(Dataset items)
____
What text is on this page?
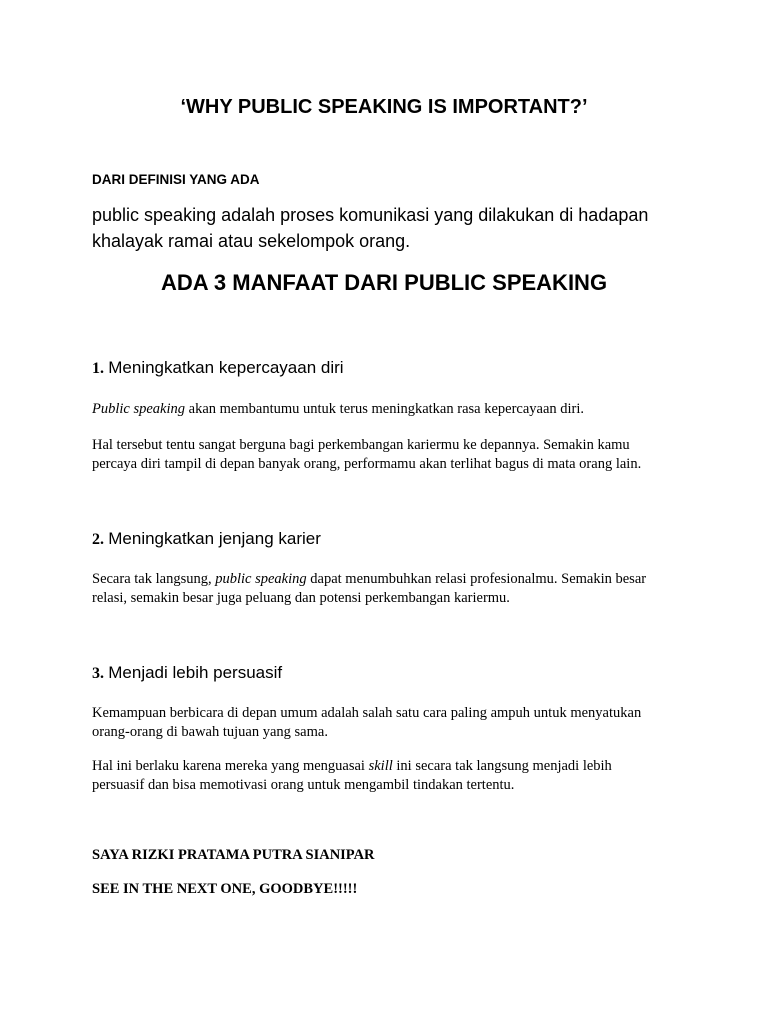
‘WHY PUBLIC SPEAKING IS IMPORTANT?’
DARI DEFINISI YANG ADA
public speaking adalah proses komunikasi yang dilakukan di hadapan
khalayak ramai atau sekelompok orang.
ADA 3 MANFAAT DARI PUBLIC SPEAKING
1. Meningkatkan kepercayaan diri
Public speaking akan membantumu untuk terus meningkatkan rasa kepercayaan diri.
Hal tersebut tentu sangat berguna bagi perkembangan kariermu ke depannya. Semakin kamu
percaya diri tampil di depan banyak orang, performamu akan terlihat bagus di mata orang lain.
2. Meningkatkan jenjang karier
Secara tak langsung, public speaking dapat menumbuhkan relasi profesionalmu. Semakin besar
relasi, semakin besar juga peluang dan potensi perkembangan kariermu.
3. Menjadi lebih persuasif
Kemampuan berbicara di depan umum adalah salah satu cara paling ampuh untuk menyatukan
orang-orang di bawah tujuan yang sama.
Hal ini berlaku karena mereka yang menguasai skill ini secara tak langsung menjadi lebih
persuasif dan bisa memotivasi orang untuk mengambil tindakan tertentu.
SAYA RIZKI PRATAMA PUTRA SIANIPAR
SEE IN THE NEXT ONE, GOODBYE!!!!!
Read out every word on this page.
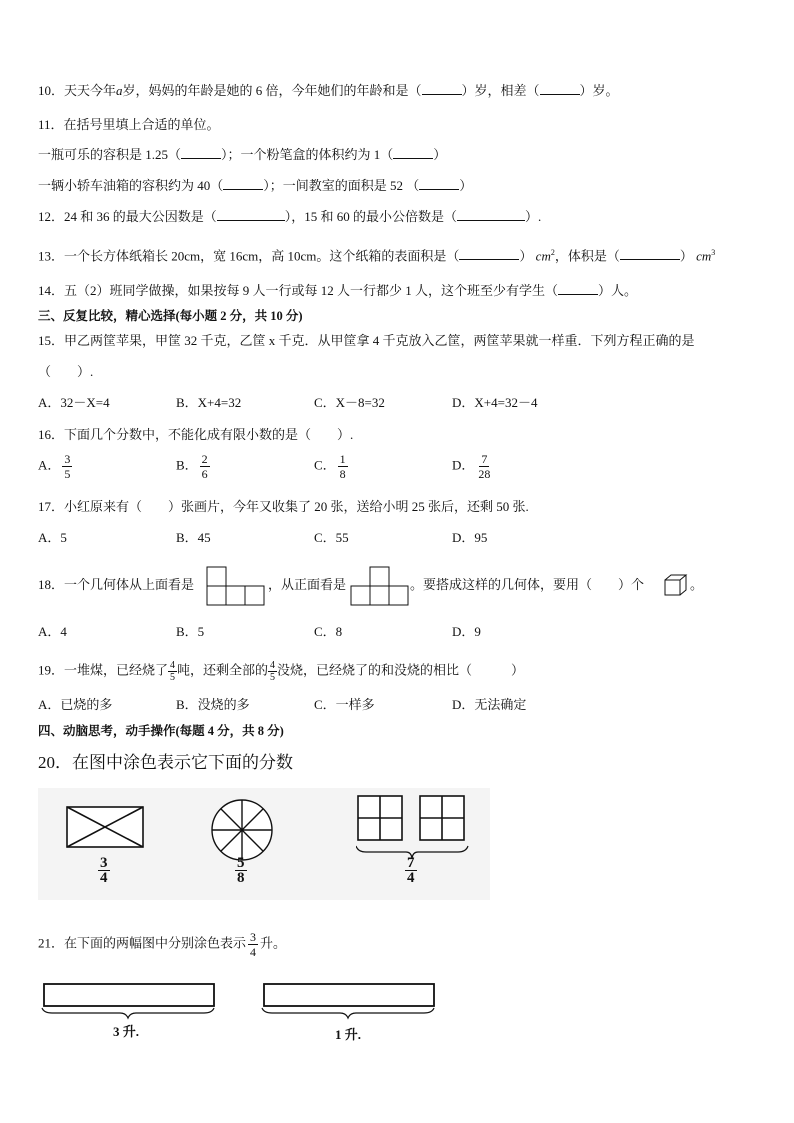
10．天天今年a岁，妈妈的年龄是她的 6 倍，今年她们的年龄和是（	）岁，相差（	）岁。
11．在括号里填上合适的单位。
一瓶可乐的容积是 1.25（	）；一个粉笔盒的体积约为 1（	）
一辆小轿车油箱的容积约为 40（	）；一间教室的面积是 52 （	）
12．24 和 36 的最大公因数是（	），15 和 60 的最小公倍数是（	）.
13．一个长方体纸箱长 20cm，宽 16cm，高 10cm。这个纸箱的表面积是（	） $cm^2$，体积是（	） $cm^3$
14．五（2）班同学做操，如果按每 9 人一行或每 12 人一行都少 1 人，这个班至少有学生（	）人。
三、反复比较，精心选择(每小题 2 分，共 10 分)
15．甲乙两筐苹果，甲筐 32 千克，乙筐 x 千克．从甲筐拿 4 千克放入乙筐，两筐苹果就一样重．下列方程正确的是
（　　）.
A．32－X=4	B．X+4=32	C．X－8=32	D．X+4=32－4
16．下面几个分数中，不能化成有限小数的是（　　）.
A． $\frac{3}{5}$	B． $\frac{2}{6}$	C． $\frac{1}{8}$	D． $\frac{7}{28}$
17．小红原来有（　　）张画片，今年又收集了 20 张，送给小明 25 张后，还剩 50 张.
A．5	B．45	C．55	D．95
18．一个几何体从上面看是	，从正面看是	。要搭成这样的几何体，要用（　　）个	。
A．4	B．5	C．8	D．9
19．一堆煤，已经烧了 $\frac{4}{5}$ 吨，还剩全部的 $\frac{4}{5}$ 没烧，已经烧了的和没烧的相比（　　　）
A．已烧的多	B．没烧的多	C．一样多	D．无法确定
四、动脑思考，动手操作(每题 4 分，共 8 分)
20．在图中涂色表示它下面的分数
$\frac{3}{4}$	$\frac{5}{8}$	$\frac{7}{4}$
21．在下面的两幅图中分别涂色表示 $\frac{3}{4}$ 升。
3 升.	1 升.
____
EXERCISE DIRECTIONS → Give every line above again exactly, with no pictures.

SOLUTION TO THIS EXERCISE →
What text is on this page?
‘WHY PUBLIC SPEAKING IS IMPORTANT?’
DARI DEFINISI YANG ADA
public speaking adalah proses komunikasi yang dilakukan di hadapan
khalayak ramai atau sekelompok orang.
ADA 3 MANFAAT DARI PUBLIC SPEAKING
1. Meningkatkan kepercayaan diri
Public speaking akan membantumu untuk terus meningkatkan rasa kepercayaan diri.
Hal tersebut tentu sangat berguna bagi perkembangan kariermu ke depannya. Semakin kamu
percaya diri tampil di depan banyak orang, performamu akan terlihat bagus di mata orang lain.
2. Meningkatkan jenjang karier
Secara tak langsung, public speaking dapat menumbuhkan relasi profesionalmu. Semakin besar
relasi, semakin besar juga peluang dan potensi perkembangan kariermu.
3. Menjadi lebih persuasif
Kemampuan berbicara di depan umum adalah salah satu cara paling ampuh untuk menyatukan
orang-orang di bawah tujuan yang sama.
Hal ini berlaku karena mereka yang menguasai skill ini secara tak langsung menjadi lebih
persuasif dan bisa memotivasi orang untuk mengambil tindakan tertentu.
SAYA RIZKI PRATAMA PUTRA SIANIPAR
SEE IN THE NEXT ONE, GOODBYE!!!!!
Read out every word on this page.
10．天天今年a岁，妈妈的年龄是她的 6 倍，今年她们的年龄和是（	）岁，相差（	）岁。
11．在括号里填上合适的单位。
一瓶可乐的容积是 1.25（	）；一个粉笔盒的体积约为 1（	）
一辆小轿车油箱的容积约为 40（	）；一间教室的面积是 52 （	）
12．24 和 36 的最大公因数是（	），15 和 60 的最小公倍数是（	）.
13．一个长方体纸箱长 20cm，宽 16cm，高 10cm。这个纸箱的表面积是（	） $cm^2$，体积是（	） $cm^3$
14．五（2）班同学做操，如果按每 9 人一行或每 12 人一行都少 1 人，这个班至少有学生（	）人。
三、反复比较，精心选择(每小题 2 分，共 10 分)
15．甲乙两筐苹果，甲筐 32 千克，乙筐 x 千克．从甲筐拿 4 千克放入乙筐，两筐苹果就一样重．下列方程正确的是
（　　）.
A．32－X=4	B．X+4=32	C．X－8=32	D．X+4=32－4
16．下面几个分数中，不能化成有限小数的是（　　）.
A． $\frac{3}{5}$	B． $\frac{2}{6}$	C． $\frac{1}{8}$	D． $\frac{7}{28}$
17．小红原来有（　　）张画片，今年又收集了 20 张，送给小明 25 张后，还剩 50 张.
A．5	B．45	C．55	D．95
18．一个几何体从上面看是	，从正面看是	。要搭成这样的几何体，要用（　　）个	。
A．4	B．5	C．8	D．9
19．一堆煤，已经烧了 $\frac{4}{5}$ 吨，还剩全部的 $\frac{4}{5}$ 没烧，已经烧了的和没烧的相比（　　　）
A．已烧的多	B．没烧的多	C．一样多	D．无法确定
四、动脑思考，动手操作(每题 4 分，共 8 分)
20．在图中涂色表示它下面的分数
$\frac{3}{4}$	$\frac{5}{8}$	$\frac{7}{4}$
21．在下面的两幅图中分别涂色表示 $\frac{3}{4}$ 升。
3 升.	1 升.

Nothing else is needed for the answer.